* [Bloque de texto]:

++++++++

Durante 18 años no supe nada de él hasta que un día lo llamé súbitamente. Nos juntamos en un bar del parque Lezama. Me sentía tan feliz con algo tan simple que no pude sino darle la razón retrospectiva: la mejor materia narrativa sale de las cosas sencillas. Nos quedamos hablando cinco horas. Me hizo gracia un elogio que hizo por algunas notas mías. “Tenés birome”, dijo. Ahora trabaja en Clarín en la sección de Enciclopedias, escribe teatro con éxito, tiene un programa de radio y un blog de fútbol con fieles seguidores, que se puede encontrar en la lista de recomendados del nuestro.

++++++++

* [Datos]:
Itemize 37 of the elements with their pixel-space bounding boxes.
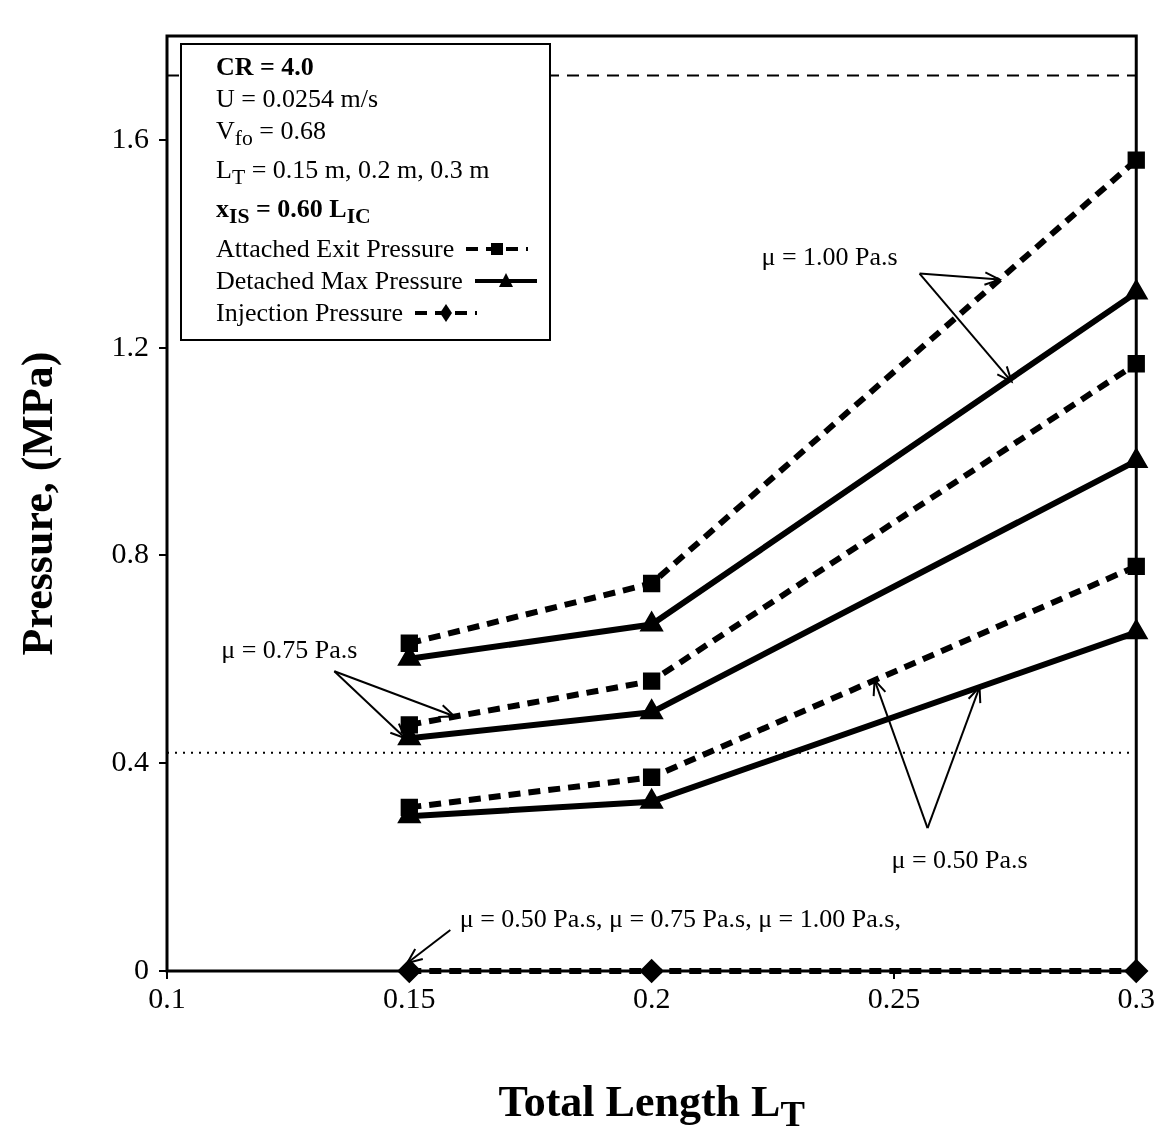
x-axis-title: Total Length L$_{T}$ <box>497 1076 806 1135</box>
annotation: CR = 4.0 <box>216 51 315 83</box>
point <box>1127 151 1145 169</box>
point <box>398 960 421 982</box>
x-tick-label: 0.3 <box>1117 980 1155 1014</box>
y-tick-label: 1.2 <box>111 328 149 362</box>
annotation: L$_{T}$ = 0.15 m, 0.2 m, 0.3 m <box>216 154 491 192</box>
annotation: U = 0.0254 m/s <box>216 83 379 115</box>
point <box>1125 960 1148 982</box>
x-tick-label: 0.2 <box>632 980 671 1014</box>
point <box>642 768 661 786</box>
point <box>400 716 418 734</box>
annotation: μ = 0.75 Pa.s <box>221 635 358 665</box>
y-tick-label: 0.4 <box>111 744 149 778</box>
point <box>400 634 418 652</box>
point <box>640 960 663 982</box>
y-tick-label: 1.6 <box>111 120 149 154</box>
point <box>1124 620 1149 640</box>
y-tick-label: 0.8 <box>111 536 149 570</box>
annotation: V$_{fo}$ = 0.68 <box>216 115 327 153</box>
point <box>400 798 418 817</box>
legend-label: Attached Exit Pressure <box>216 232 455 265</box>
x-tick-label: 0.1 <box>148 980 186 1014</box>
y-axis-title: Pressure, (MPa) <box>12 351 64 656</box>
point <box>642 574 661 593</box>
point <box>1127 355 1145 373</box>
x-tick-label: 0.25 <box>867 980 921 1014</box>
point <box>1127 557 1145 576</box>
legend-label: Detached Max Pressure <box>216 264 463 297</box>
legend-label: Injection Pressure <box>216 296 404 329</box>
annotation: x$_{IS}$ = 0.60 L$_{IC}$ <box>216 193 372 231</box>
annotation: μ = 0.50 Pa.s <box>891 844 1028 874</box>
y-tick-label: 0 <box>134 951 149 985</box>
point <box>642 672 661 690</box>
annotation: μ = 1.00 Pa.s <box>761 242 898 272</box>
x-tick-label: 0.15 <box>383 980 436 1014</box>
annotation: μ = 0.50 Pa.s, μ = 0.75 Pa.s, μ = 1.00 Pa.s, <box>459 903 901 933</box>
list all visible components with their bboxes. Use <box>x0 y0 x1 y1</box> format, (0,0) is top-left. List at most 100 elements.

++++++++

* [Tarea planteada]: Actualice el bloque de texto desde "Durante 18 años" hasta "de recomendados del nuestro." y transcriba ese tramo con "tres horas" en lugar de "cinco horas".

* [Solución]:
Durante 18 años no supe nada de él hasta que un día lo llamé súbitamente. Nos juntamos en un bar del parque Lezama. Me sentía tan feliz con algo tan simple que no pude sino darle la razón retrospectiva: la mejor materia narrativa sale de las cosas sencillas. Nos quedamos hablando tres horas. Me hizo gracia un elogio que hizo por algunas notas mías. “Tenés birome”, dijo. Ahora trabaja en Clarín en la sección de Enciclopedias, escribe teatro con éxito, tiene un programa de radio y un blog de fútbol con fieles seguidores, que se puede encontrar en la lista de recomendados del nuestro.